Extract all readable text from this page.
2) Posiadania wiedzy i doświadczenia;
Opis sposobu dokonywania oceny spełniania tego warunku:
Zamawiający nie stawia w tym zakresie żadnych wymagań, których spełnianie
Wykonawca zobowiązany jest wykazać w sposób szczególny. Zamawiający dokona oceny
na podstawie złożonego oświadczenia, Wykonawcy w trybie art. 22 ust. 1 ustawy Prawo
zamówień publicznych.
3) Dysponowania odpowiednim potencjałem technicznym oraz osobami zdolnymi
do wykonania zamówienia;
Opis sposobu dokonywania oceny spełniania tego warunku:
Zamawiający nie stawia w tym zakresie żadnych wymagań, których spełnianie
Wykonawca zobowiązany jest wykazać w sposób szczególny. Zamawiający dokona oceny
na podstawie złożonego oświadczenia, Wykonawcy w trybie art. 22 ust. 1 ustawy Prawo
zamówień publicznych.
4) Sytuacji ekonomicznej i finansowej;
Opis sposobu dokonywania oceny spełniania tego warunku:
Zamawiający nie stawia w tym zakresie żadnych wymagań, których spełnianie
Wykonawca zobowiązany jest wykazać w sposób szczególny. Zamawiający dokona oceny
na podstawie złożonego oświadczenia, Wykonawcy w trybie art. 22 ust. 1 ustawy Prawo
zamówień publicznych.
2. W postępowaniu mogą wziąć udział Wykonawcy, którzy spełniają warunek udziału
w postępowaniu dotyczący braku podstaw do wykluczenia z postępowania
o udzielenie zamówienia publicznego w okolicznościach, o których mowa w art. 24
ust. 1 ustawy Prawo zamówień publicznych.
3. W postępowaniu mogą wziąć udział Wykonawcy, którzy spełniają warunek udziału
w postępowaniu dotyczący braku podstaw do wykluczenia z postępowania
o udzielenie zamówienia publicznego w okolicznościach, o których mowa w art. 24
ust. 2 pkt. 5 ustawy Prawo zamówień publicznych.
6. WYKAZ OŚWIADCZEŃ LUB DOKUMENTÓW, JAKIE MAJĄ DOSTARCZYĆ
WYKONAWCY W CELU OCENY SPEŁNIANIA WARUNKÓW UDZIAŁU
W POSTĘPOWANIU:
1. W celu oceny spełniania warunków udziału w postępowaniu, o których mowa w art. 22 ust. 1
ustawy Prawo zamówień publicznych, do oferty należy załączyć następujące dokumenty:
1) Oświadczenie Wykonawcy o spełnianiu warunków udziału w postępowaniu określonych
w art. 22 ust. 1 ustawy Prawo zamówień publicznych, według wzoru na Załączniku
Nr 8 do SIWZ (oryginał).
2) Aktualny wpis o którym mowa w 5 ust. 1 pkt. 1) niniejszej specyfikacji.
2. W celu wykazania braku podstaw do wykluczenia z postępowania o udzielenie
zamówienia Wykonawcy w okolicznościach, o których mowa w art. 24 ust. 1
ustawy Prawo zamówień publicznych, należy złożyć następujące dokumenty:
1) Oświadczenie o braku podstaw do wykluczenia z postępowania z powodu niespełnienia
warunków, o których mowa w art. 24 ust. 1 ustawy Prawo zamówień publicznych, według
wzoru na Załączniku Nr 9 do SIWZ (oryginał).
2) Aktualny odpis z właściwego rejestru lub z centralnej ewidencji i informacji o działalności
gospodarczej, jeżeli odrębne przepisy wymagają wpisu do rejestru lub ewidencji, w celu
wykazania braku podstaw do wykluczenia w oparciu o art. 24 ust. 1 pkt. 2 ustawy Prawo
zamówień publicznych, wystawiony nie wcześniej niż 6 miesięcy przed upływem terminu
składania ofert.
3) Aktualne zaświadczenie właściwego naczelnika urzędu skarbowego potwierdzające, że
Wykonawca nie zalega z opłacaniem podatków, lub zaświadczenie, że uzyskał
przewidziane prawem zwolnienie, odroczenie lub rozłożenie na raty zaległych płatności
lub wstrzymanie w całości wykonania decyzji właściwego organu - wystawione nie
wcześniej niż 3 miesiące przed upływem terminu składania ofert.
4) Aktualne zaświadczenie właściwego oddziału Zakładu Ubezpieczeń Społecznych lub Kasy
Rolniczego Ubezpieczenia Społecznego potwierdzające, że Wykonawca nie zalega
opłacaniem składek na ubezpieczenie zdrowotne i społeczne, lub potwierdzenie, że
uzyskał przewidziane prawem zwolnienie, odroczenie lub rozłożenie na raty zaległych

Task to carry out :: Reproduce the listing shown above in its entirety, exactly.

Written response ::
Extract all readable text from this page.
2) Posiadania wiedzy i doświadczenia;
Opis sposobu dokonywania oceny spełniania tego warunku:
Zamawiający nie stawia w tym zakresie żadnych wymagań, których spełnianie
Wykonawca zobowiązany jest wykazać w sposób szczególny. Zamawiający dokona oceny
na podstawie złożonego oświadczenia, Wykonawcy w trybie art. 22 ust. 1 ustawy Prawo
zamówień publicznych.
3) Dysponowania odpowiednim potencjałem technicznym oraz osobami zdolnymi
do wykonania zamówienia;
Opis sposobu dokonywania oceny spełniania tego warunku:
Zamawiający nie stawia w tym zakresie żadnych wymagań, których spełnianie
Wykonawca zobowiązany jest wykazać w sposób szczególny. Zamawiający dokona oceny
na podstawie złożonego oświadczenia, Wykonawcy w trybie art. 22 ust. 1 ustawy Prawo
zamówień publicznych.
4) Sytuacji ekonomicznej i finansowej;
Opis sposobu dokonywania oceny spełniania tego warunku:
Zamawiający nie stawia w tym zakresie żadnych wymagań, których spełnianie
Wykonawca zobowiązany jest wykazać w sposób szczególny. Zamawiający dokona oceny
na podstawie złożonego oświadczenia, Wykonawcy w trybie art. 22 ust. 1 ustawy Prawo
zamówień publicznych.
2. W postępowaniu mogą wziąć udział Wykonawcy, którzy spełniają warunek udziału
w postępowaniu dotyczący braku podstaw do wykluczenia z postępowania
o udzielenie zamówienia publicznego w okolicznościach, o których mowa w art. 24
ust. 1 ustawy Prawo zamówień publicznych.
3. W postępowaniu mogą wziąć udział Wykonawcy, którzy spełniają warunek udziału
w postępowaniu dotyczący braku podstaw do wykluczenia z postępowania
o udzielenie zamówienia publicznego w okolicznościach, o których mowa w art. 24
ust. 2 pkt. 5 ustawy Prawo zamówień publicznych.
6. WYKAZ OŚWIADCZEŃ LUB DOKUMENTÓW, JAKIE MAJĄ DOSTARCZYĆ
WYKONAWCY W CELU OCENY SPEŁNIANIA WARUNKÓW UDZIAŁU
W POSTĘPOWANIU:
1. W celu oceny spełniania warunków udziału w postępowaniu, o których mowa w art. 22 ust. 1
ustawy Prawo zamówień publicznych, do oferty należy załączyć następujące dokumenty:
1) Oświadczenie Wykonawcy o spełnianiu warunków udziału w postępowaniu określonych
w art. 22 ust. 1 ustawy Prawo zamówień publicznych, według wzoru na Załączniku
Nr 8 do SIWZ (oryginał).
2) Aktualny wpis o którym mowa w 5 ust. 1 pkt. 1) niniejszej specyfikacji.
2. W celu wykazania braku podstaw do wykluczenia z postępowania o udzielenie
zamówienia Wykonawcy w okolicznościach, o których mowa w art. 24 ust. 1
ustawy Prawo zamówień publicznych, należy złożyć następujące dokumenty:
1) Oświadczenie o braku podstaw do wykluczenia z postępowania z powodu niespełnienia
warunków, o których mowa w art. 24 ust. 1 ustawy Prawo zamówień publicznych, według
wzoru na Załączniku Nr 9 do SIWZ (oryginał).
2) Aktualny odpis z właściwego rejestru lub z centralnej ewidencji i informacji o działalności
gospodarczej, jeżeli odrębne przepisy wymagają wpisu do rejestru lub ewidencji, w celu
wykazania braku podstaw do wykluczenia w oparciu o art. 24 ust. 1 pkt. 2 ustawy Prawo
zamówień publicznych, wystawiony nie wcześniej niż 6 miesięcy przed upływem terminu
składania ofert.
3) Aktualne zaświadczenie właściwego naczelnika urzędu skarbowego potwierdzające, że
Wykonawca nie zalega z opłacaniem podatków, lub zaświadczenie, że uzyskał
przewidziane prawem zwolnienie, odroczenie lub rozłożenie na raty zaległych płatności
lub wstrzymanie w całości wykonania decyzji właściwego organu - wystawione nie
wcześniej niż 3 miesiące przed upływem terminu składania ofert.
4) Aktualne zaświadczenie właściwego oddziału Zakładu Ubezpieczeń Społecznych lub Kasy
Rolniczego Ubezpieczenia Społecznego potwierdzające, że Wykonawca nie zalega
opłacaniem składek na ubezpieczenie zdrowotne i społeczne, lub potwierdzenie, że
uzyskał przewidziane prawem zwolnienie, odroczenie lub rozłożenie na raty zaległych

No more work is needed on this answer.